**WHAT THE TASK ASKS**.
Repeat the listing below in full, exactly as it stands.

[Records about charts and figures]
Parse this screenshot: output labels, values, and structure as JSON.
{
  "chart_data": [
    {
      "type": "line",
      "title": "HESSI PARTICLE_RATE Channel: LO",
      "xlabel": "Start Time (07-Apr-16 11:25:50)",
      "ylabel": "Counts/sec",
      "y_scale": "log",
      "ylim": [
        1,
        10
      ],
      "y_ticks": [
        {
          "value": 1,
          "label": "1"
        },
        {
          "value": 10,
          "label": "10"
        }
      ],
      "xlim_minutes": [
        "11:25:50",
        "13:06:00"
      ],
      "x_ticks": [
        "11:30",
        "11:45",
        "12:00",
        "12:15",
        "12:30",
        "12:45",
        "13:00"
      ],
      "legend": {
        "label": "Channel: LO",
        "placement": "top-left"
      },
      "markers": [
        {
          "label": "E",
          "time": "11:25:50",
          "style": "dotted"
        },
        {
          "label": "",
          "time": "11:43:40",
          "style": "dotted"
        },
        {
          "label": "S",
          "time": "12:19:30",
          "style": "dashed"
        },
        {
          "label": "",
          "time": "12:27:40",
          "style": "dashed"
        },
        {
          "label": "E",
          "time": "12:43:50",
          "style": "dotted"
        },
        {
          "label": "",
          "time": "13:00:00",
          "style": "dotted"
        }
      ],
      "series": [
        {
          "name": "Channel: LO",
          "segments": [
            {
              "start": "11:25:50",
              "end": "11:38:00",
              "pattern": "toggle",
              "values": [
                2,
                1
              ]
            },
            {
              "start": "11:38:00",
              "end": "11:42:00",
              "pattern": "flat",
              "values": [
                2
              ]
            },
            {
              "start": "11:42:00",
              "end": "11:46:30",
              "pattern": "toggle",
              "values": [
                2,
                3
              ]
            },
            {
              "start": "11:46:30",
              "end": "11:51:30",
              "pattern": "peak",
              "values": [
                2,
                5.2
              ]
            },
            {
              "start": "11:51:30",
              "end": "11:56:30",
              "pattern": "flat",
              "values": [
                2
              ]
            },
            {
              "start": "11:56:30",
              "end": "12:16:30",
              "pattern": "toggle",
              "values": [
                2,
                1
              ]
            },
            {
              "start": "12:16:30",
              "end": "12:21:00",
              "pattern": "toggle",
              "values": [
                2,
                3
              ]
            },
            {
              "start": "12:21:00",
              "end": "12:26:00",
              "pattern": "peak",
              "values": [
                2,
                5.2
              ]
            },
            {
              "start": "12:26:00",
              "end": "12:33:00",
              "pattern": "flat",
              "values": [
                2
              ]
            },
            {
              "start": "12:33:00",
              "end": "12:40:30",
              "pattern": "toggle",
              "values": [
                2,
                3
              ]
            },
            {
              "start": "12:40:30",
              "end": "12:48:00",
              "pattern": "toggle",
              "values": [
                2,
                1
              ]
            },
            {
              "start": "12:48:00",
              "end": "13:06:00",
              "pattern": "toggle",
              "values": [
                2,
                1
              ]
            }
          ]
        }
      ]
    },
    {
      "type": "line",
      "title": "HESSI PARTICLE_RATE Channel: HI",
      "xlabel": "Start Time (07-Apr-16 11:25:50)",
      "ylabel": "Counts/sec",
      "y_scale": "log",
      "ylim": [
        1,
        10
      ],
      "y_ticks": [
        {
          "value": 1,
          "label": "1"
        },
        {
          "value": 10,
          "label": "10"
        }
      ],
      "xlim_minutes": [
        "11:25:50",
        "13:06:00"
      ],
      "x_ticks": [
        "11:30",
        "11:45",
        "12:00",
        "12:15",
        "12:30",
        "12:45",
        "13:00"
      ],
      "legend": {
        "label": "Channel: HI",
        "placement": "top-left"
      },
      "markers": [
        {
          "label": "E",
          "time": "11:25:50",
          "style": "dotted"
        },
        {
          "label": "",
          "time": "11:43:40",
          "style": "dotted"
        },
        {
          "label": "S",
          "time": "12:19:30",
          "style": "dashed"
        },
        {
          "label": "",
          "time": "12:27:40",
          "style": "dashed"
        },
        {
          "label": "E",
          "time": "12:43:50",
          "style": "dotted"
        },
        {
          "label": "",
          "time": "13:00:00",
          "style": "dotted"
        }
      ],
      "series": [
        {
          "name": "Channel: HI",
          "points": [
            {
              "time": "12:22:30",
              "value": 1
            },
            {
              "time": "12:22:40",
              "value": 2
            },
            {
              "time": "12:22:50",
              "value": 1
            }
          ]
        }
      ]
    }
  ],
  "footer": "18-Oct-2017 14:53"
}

**FULL RESPONSE**.
Parse this screenshot: output labels, values, and structure as JSON.
{
  "chart_data": [
    {
      "type": "line",
      "title": "HESSI PARTICLE_RATE Channel: LO",
      "xlabel": "Start Time (07-Apr-16 11:25:50)",
      "ylabel": "Counts/sec",
      "y_scale": "log",
      "ylim": [
        1,
        10
      ],
      "y_ticks": [
        {
          "value": 1,
          "label": "1"
        },
        {
          "value": 10,
          "label": "10"
        }
      ],
      "xlim_minutes": [
        "11:25:50",
        "13:06:00"
      ],
      "x_ticks": [
        "11:30",
        "11:45",
        "12:00",
        "12:15",
        "12:30",
        "12:45",
        "13:00"
      ],
      "legend": {
        "label": "Channel: LO",
        "placement": "top-left"
      },
      "markers": [
        {
          "label": "E",
          "time": "11:25:50",
          "style": "dotted"
        },
        {
          "label": "",
          "time": "11:43:40",
          "style": "dotted"
        },
        {
          "label": "S",
          "time": "12:19:30",
          "style": "dashed"
        },
        {
          "label": "",
          "time": "12:27:40",
          "style": "dashed"
        },
        {
          "label": "E",
          "time": "12:43:50",
          "style": "dotted"
        },
        {
          "label": "",
          "time": "13:00:00",
          "style": "dotted"
        }
      ],
      "series": [
        {
          "name": "Channel: LO",
          "segments": [
            {
              "start": "11:25:50",
              "end": "11:38:00",
              "pattern": "toggle",
              "values": [
                2,
                1
              ]
            },
            {
              "start": "11:38:00",
              "end": "11:42:00",
              "pattern": "flat",
              "values": [
                2
              ]
            },
            {
              "start": "11:42:00",
              "end": "11:46:30",
              "pattern": "toggle",
              "values": [
                2,
                3
              ]
            },
            {
              "start": "11:46:30",
              "end": "11:51:30",
              "pattern": "peak",
              "values": [
                2,
                5.2
              ]
            },
            {
              "start": "11:51:30",
              "end": "11:56:30",
              "pattern": "flat",
              "values": [
                2
              ]
            },
            {
              "start": "11:56:30",
              "end": "12:16:30",
              "pattern": "toggle",
              "values": [
                2,
                1
              ]
            },
            {
              "start": "12:16:30",
              "end": "12:21:00",
              "pattern": "toggle",
              "values": [
                2,
                3
              ]
            },
            {
              "start": "12:21:00",
              "end": "12:26:00",
              "pattern": "peak",
              "values": [
                2,
                5.2
              ]
            },
            {
              "start": "12:26:00",
              "end": "12:33:00",
              "pattern": "flat",
              "values": [
                2
              ]
            },
            {
              "start": "12:33:00",
              "end": "12:40:30",
              "pattern": "toggle",
              "values": [
                2,
                3
              ]
            },
            {
              "start": "12:40:30",
              "end": "12:48:00",
              "pattern": "toggle",
              "values": [
                2,
                1
              ]
            },
            {
              "start": "12:48:00",
              "end": "13:06:00",
              "pattern": "toggle",
              "values": [
                2,
                1
              ]
            }
          ]
        }
      ]
    },
    {
      "type": "line",
      "title": "HESSI PARTICLE_RATE Channel: HI",
      "xlabel": "Start Time (07-Apr-16 11:25:50)",
      "ylabel": "Counts/sec",
      "y_scale": "log",
      "ylim": [
        1,
        10
      ],
      "y_ticks": [
        {
          "value": 1,
          "label": "1"
        },
        {
          "value": 10,
          "label": "10"
        }
      ],
      "xlim_minutes": [
        "11:25:50",
        "13:06:00"
      ],
      "x_ticks": [
        "11:30",
        "11:45",
        "12:00",
        "12:15",
        "12:30",
        "12:45",
        "13:00"
      ],
      "legend": {
        "label": "Channel: HI",
        "placement": "top-left"
      },
      "markers": [
        {
          "label": "E",
          "time": "11:25:50",
          "style": "dotted"
        },
        {
          "label": "",
          "time": "11:43:40",
          "style": "dotted"
        },
        {
          "label": "S",
          "time": "12:19:30",
          "style": "dashed"
        },
        {
          "label": "",
          "time": "12:27:40",
          "style": "dashed"
        },
        {
          "label": "E",
          "time": "12:43:50",
          "style": "dotted"
        },
        {
          "label": "",
          "time": "13:00:00",
          "style": "dotted"
        }
      ],
      "series": [
        {
          "name": "Channel: HI",
          "points": [
            {
              "time": "12:22:30",
              "value": 1
            },
            {
              "time": "12:22:40",
              "value": 2
            },
            {
              "time": "12:22:50",
              "value": 1
            }
          ]
        }
      ]
    }
  ],
  "footer": "18-Oct-2017 14:53"
}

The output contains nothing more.